* [Description of the task] In the listing below, count the lines containing the string "JSON" and state only the number.
--- Listed records ---
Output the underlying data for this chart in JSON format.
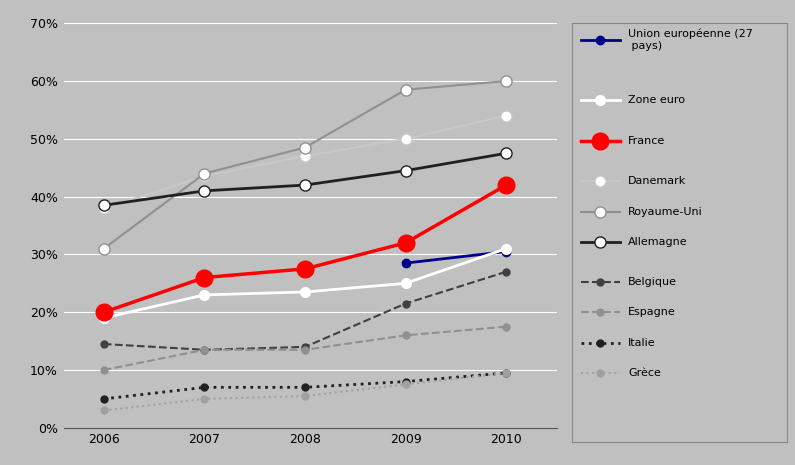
{
  "years": [
    2006,
    2007,
    2008,
    2009,
    2010
  ],
  "series": [
    {
      "name": "Union européenne (27\n pays)",
      "color": "#00008B",
      "linestyle": "-",
      "linewidth": 2.0,
      "marker": "o",
      "markerfacecolor": "#00008B",
      "markeredgecolor": "#00008B",
      "markersize": 6,
      "values": [
        null,
        null,
        null,
        0.285,
        0.305
      ]
    },
    {
      "name": "Zone euro",
      "color": "#FFFFFF",
      "linestyle": "-",
      "linewidth": 2.0,
      "marker": "o",
      "markerfacecolor": "#FFFFFF",
      "markeredgecolor": "#FFFFFF",
      "markersize": 7,
      "values": [
        0.19,
        0.23,
        0.235,
        0.25,
        0.31
      ]
    },
    {
      "name": "France",
      "color": "#FF0000",
      "linestyle": "-",
      "linewidth": 2.5,
      "marker": "o",
      "markerfacecolor": "#FF0000",
      "markeredgecolor": "#FF0000",
      "markersize": 12,
      "values": [
        0.2,
        0.26,
        0.275,
        0.32,
        0.42
      ]
    },
    {
      "name": "Danemark",
      "color": "#C8C8C8",
      "linestyle": "-",
      "linewidth": 1.5,
      "marker": "o",
      "markerfacecolor": "#FFFFFF",
      "markeredgecolor": "#C8C8C8",
      "markersize": 8,
      "values": [
        0.38,
        0.435,
        0.47,
        0.5,
        0.54
      ]
    },
    {
      "name": "Royaume-Uni",
      "color": "#909090",
      "linestyle": "-",
      "linewidth": 1.5,
      "marker": "o",
      "markerfacecolor": "#FFFFFF",
      "markeredgecolor": "#909090",
      "markersize": 8,
      "values": [
        0.31,
        0.44,
        0.485,
        0.585,
        0.6
      ]
    },
    {
      "name": "Allemagne",
      "color": "#202020",
      "linestyle": "-",
      "linewidth": 2.0,
      "marker": "o",
      "markerfacecolor": "#FFFFFF",
      "markeredgecolor": "#202020",
      "markersize": 8,
      "values": [
        0.385,
        0.41,
        0.42,
        0.445,
        0.475
      ]
    },
    {
      "name": "Belgique",
      "color": "#404040",
      "linestyle": "--",
      "linewidth": 1.5,
      "marker": "o",
      "markerfacecolor": "#404040",
      "markeredgecolor": "#404040",
      "markersize": 5,
      "values": [
        0.145,
        0.135,
        0.14,
        0.215,
        0.27
      ]
    },
    {
      "name": "Espagne",
      "color": "#909090",
      "linestyle": "--",
      "linewidth": 1.5,
      "marker": "o",
      "markerfacecolor": "#909090",
      "markeredgecolor": "#909090",
      "markersize": 5,
      "values": [
        0.1,
        0.135,
        0.135,
        0.16,
        0.175
      ]
    },
    {
      "name": "Italie",
      "color": "#202020",
      "linestyle": ":",
      "linewidth": 2.0,
      "marker": "o",
      "markerfacecolor": "#202020",
      "markeredgecolor": "#202020",
      "markersize": 5,
      "values": [
        0.05,
        0.07,
        0.07,
        0.08,
        0.095
      ]
    },
    {
      "name": "Grèce",
      "color": "#A0A0A0",
      "linestyle": ":",
      "linewidth": 1.5,
      "marker": "o",
      "markerfacecolor": "#A0A0A0",
      "markeredgecolor": "#A0A0A0",
      "markersize": 5,
      "values": [
        0.03,
        0.05,
        0.055,
        0.075,
        0.095
      ]
    }
  ],
  "ylim": [
    0.0,
    0.7
  ],
  "yticks": [
    0.0,
    0.1,
    0.2,
    0.3,
    0.4,
    0.5,
    0.6,
    0.7
  ],
  "background_color": "#C0C0C0",
  "plot_background_color": "#C0C0C0",
  "legend_background_color": "#C0C0C0",
  "grid_color": "#FFFFFF",
  "figsize": [
    7.95,
    4.65
  ],
  "dpi": 100
}
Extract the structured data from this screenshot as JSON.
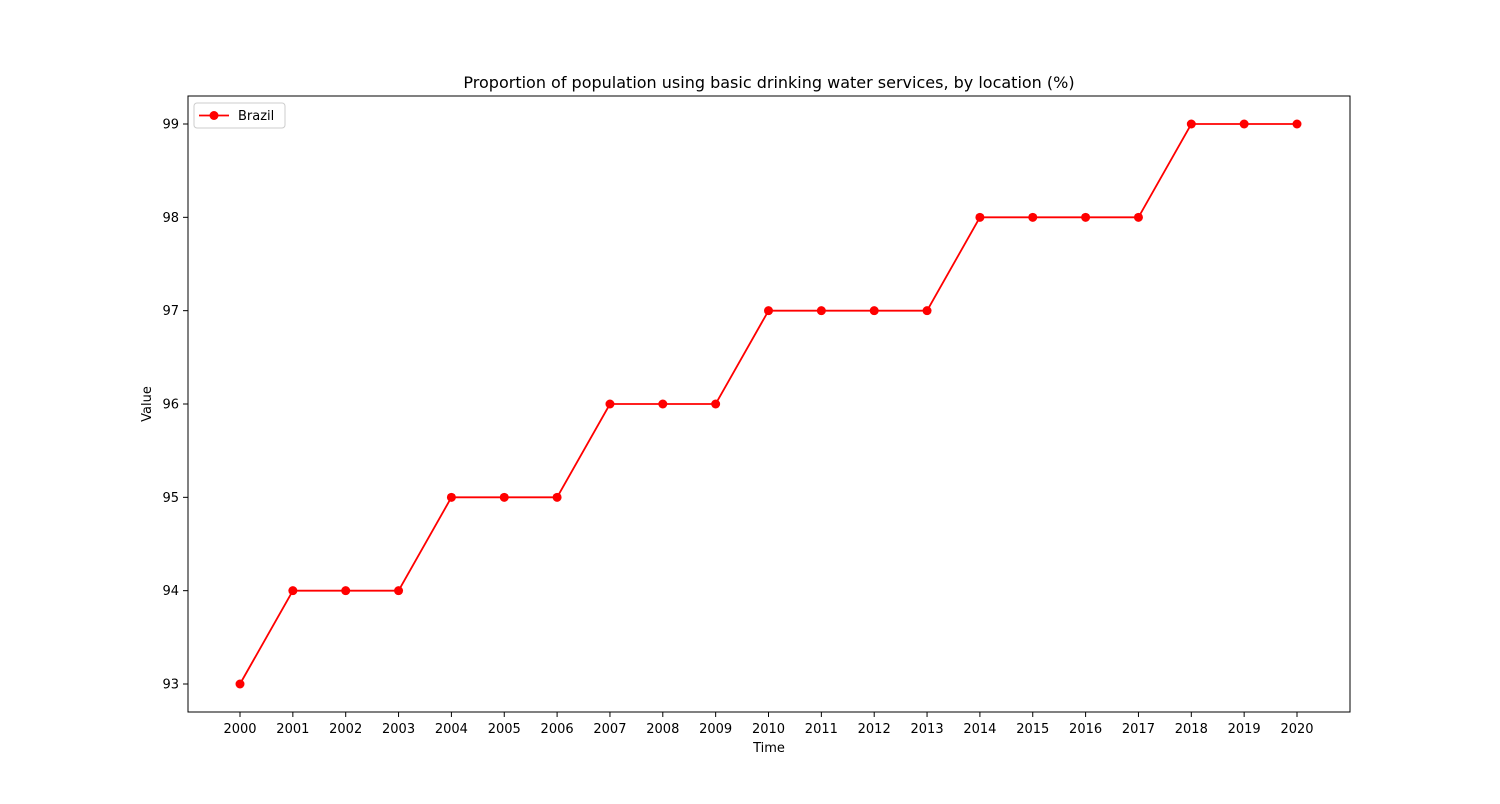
{
  "chart_data": {
    "type": "line",
    "title": "Proportion of population using basic drinking water services, by location (%)",
    "xlabel": "Time",
    "ylabel": "Value",
    "x": [
      "2000",
      "2001",
      "2002",
      "2003",
      "2004",
      "2005",
      "2006",
      "2007",
      "2008",
      "2009",
      "2010",
      "2011",
      "2012",
      "2013",
      "2014",
      "2015",
      "2016",
      "2017",
      "2018",
      "2019",
      "2020"
    ],
    "yticks": [
      "93",
      "94",
      "95",
      "96",
      "97",
      "98",
      "99"
    ],
    "ylim": [
      92.7,
      99.3
    ],
    "grid": false,
    "legend_position": "top-left",
    "series": [
      {
        "name": "Brazil",
        "color": "#ff0000",
        "marker": "circle",
        "values": [
          93,
          94,
          94,
          94,
          95,
          95,
          95,
          96,
          96,
          96,
          97,
          97,
          97,
          97,
          98,
          98,
          98,
          98,
          99,
          99,
          99
        ]
      }
    ]
  }
}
---
* [Solution to this problem] 2